Working data
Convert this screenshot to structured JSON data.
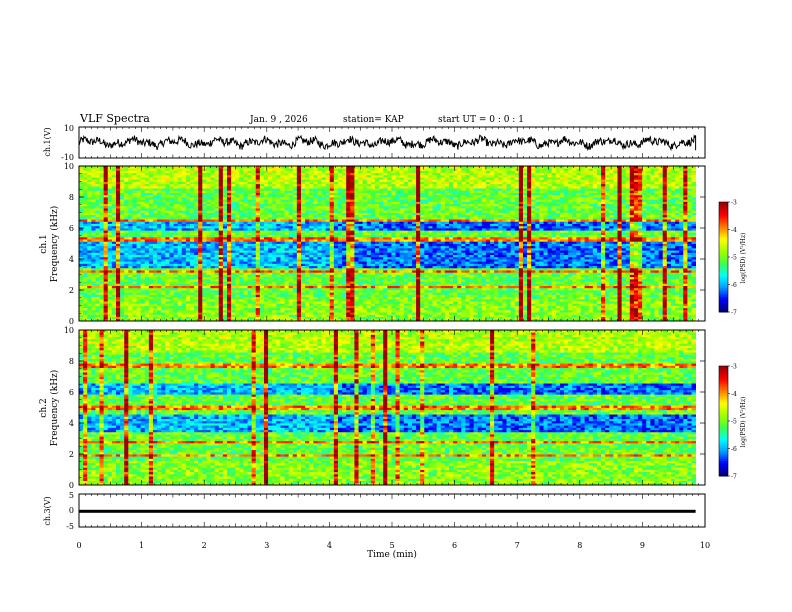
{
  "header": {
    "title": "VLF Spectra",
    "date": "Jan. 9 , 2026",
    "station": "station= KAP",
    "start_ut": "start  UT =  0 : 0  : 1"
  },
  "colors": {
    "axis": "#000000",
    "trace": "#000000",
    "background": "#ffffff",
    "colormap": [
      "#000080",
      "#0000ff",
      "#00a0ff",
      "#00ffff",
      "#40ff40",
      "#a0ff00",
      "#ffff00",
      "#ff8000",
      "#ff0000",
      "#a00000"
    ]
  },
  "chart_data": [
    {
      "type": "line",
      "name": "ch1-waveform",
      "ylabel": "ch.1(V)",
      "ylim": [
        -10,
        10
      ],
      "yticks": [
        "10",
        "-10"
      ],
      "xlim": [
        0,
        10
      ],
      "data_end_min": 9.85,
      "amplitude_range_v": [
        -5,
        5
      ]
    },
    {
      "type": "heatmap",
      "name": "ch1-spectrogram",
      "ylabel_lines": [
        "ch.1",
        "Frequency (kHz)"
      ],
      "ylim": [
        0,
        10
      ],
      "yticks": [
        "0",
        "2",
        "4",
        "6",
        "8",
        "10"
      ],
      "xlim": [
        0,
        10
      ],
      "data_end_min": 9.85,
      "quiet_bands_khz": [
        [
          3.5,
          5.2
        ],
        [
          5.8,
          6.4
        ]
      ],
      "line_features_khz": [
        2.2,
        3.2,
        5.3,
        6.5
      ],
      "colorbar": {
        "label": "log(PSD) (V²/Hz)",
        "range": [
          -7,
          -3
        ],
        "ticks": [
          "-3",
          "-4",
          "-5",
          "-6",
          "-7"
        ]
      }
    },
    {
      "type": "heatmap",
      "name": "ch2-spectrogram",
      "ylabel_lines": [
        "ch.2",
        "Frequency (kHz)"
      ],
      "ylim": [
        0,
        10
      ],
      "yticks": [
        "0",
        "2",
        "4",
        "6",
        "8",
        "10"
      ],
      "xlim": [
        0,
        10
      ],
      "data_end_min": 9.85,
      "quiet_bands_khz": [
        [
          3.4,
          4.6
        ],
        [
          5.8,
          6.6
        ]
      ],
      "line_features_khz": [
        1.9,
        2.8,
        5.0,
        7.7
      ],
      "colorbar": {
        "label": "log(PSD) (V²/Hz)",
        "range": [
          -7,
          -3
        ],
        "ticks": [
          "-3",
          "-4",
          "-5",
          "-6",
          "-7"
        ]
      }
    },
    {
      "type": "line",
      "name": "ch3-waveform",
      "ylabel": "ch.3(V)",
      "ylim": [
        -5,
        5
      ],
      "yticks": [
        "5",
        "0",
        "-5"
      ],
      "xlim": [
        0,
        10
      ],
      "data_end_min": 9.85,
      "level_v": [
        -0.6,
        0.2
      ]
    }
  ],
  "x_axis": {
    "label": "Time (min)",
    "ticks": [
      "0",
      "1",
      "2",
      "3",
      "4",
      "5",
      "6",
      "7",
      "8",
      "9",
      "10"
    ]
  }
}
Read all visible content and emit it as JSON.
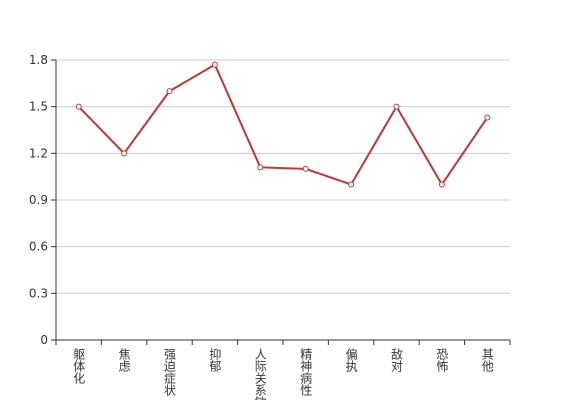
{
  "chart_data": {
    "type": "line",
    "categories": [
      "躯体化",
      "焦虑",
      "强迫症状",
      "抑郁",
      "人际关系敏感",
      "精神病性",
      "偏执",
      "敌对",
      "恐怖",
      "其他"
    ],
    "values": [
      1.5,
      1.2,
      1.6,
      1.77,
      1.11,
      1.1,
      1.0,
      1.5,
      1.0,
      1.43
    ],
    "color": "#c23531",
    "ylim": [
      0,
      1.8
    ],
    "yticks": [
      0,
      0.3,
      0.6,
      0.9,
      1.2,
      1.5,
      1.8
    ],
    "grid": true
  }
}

Requirement
The pictures should not be reproduced; quote all of the other material exactly.

Task answer
Convert this screenshot to structured JSON data.
{
  "header": {
    "title": "VLF Spectra",
    "date": "Jan. 9 , 2026",
    "station": "station= KAP",
    "start_ut": "start  UT =  0 : 0  : 1"
  },
  "colors": {
    "axis": "#000000",
    "trace": "#000000",
    "background": "#ffffff",
    "colormap": [
      "#000080",
      "#0000ff",
      "#00a0ff",
      "#00ffff",
      "#40ff40",
      "#a0ff00",
      "#ffff00",
      "#ff8000",
      "#ff0000",
      "#a00000"
    ]
  },
  "chart_data": [
    {
      "type": "line",
      "name": "ch1-waveform",
      "ylabel": "ch.1(V)",
      "ylim": [
        -10,
        10
      ],
      "yticks": [
        "10",
        "-10"
      ],
      "xlim": [
        0,
        10
      ],
      "data_end_min": 9.85,
      "amplitude_range_v": [
        -5,
        5
      ]
    },
    {
      "type": "heatmap",
      "name": "ch1-spectrogram",
      "ylabel_lines": [
        "ch.1",
        "Frequency (kHz)"
      ],
      "ylim": [
        0,
        10
      ],
      "yticks": [
        "0",
        "2",
        "4",
        "6",
        "8",
        "10"
      ],
      "xlim": [
        0,
        10
      ],
      "data_end_min": 9.85,
      "quiet_bands_khz": [
        [
          3.5,
          5.2
        ],
        [
          5.8,
          6.4
        ]
      ],
      "line_features_khz": [
        2.2,
        3.2,
        5.3,
        6.5
      ],
      "colorbar": {
        "label": "log(PSD) (V²/Hz)",
        "range": [
          -7,
          -3
        ],
        "ticks": [
          "-3",
          "-4",
          "-5",
          "-6",
          "-7"
        ]
      }
    },
    {
      "type": "heatmap",
      "name": "ch2-spectrogram",
      "ylabel_lines": [
        "ch.2",
        "Frequency (kHz)"
      ],
      "ylim": [
        0,
        10
      ],
      "yticks": [
        "0",
        "2",
        "4",
        "6",
        "8",
        "10"
      ],
      "xlim": [
        0,
        10
      ],
      "data_end_min": 9.85,
      "quiet_bands_khz": [
        [
          3.4,
          4.6
        ],
        [
          5.8,
          6.6
        ]
      ],
      "line_features_khz": [
        1.9,
        2.8,
        5.0,
        7.7
      ],
      "colorbar": {
        "label": "log(PSD) (V²/Hz)",
        "range": [
          -7,
          -3
        ],
        "ticks": [
          "-3",
          "-4",
          "-5",
          "-6",
          "-7"
        ]
      }
    },
    {
      "type": "line",
      "name": "ch3-waveform",
      "ylabel": "ch.3(V)",
      "ylim": [
        -5,
        5
      ],
      "yticks": [
        "5",
        "0",
        "-5"
      ],
      "xlim": [
        0,
        10
      ],
      "data_end_min": 9.85,
      "level_v": [
        -0.6,
        0.2
      ]
    }
  ],
  "x_axis": {
    "label": "Time (min)",
    "ticks": [
      "0",
      "1",
      "2",
      "3",
      "4",
      "5",
      "6",
      "7",
      "8",
      "9",
      "10"
    ]
  }
}
Read all visible content and emit it as JSON.
{
  "chart_data": {
    "type": "line",
    "categories": [
      "躯体化",
      "焦虑",
      "强迫症状",
      "抑郁",
      "人际关系敏感",
      "精神病性",
      "偏执",
      "敌对",
      "恐怖",
      "其他"
    ],
    "values": [
      1.5,
      1.2,
      1.6,
      1.77,
      1.11,
      1.1,
      1.0,
      1.5,
      1.0,
      1.43
    ],
    "color": "#c23531",
    "ylim": [
      0,
      1.8
    ],
    "yticks": [
      0,
      0.3,
      0.6,
      0.9,
      1.2,
      1.5,
      1.8
    ],
    "grid": true
  }
}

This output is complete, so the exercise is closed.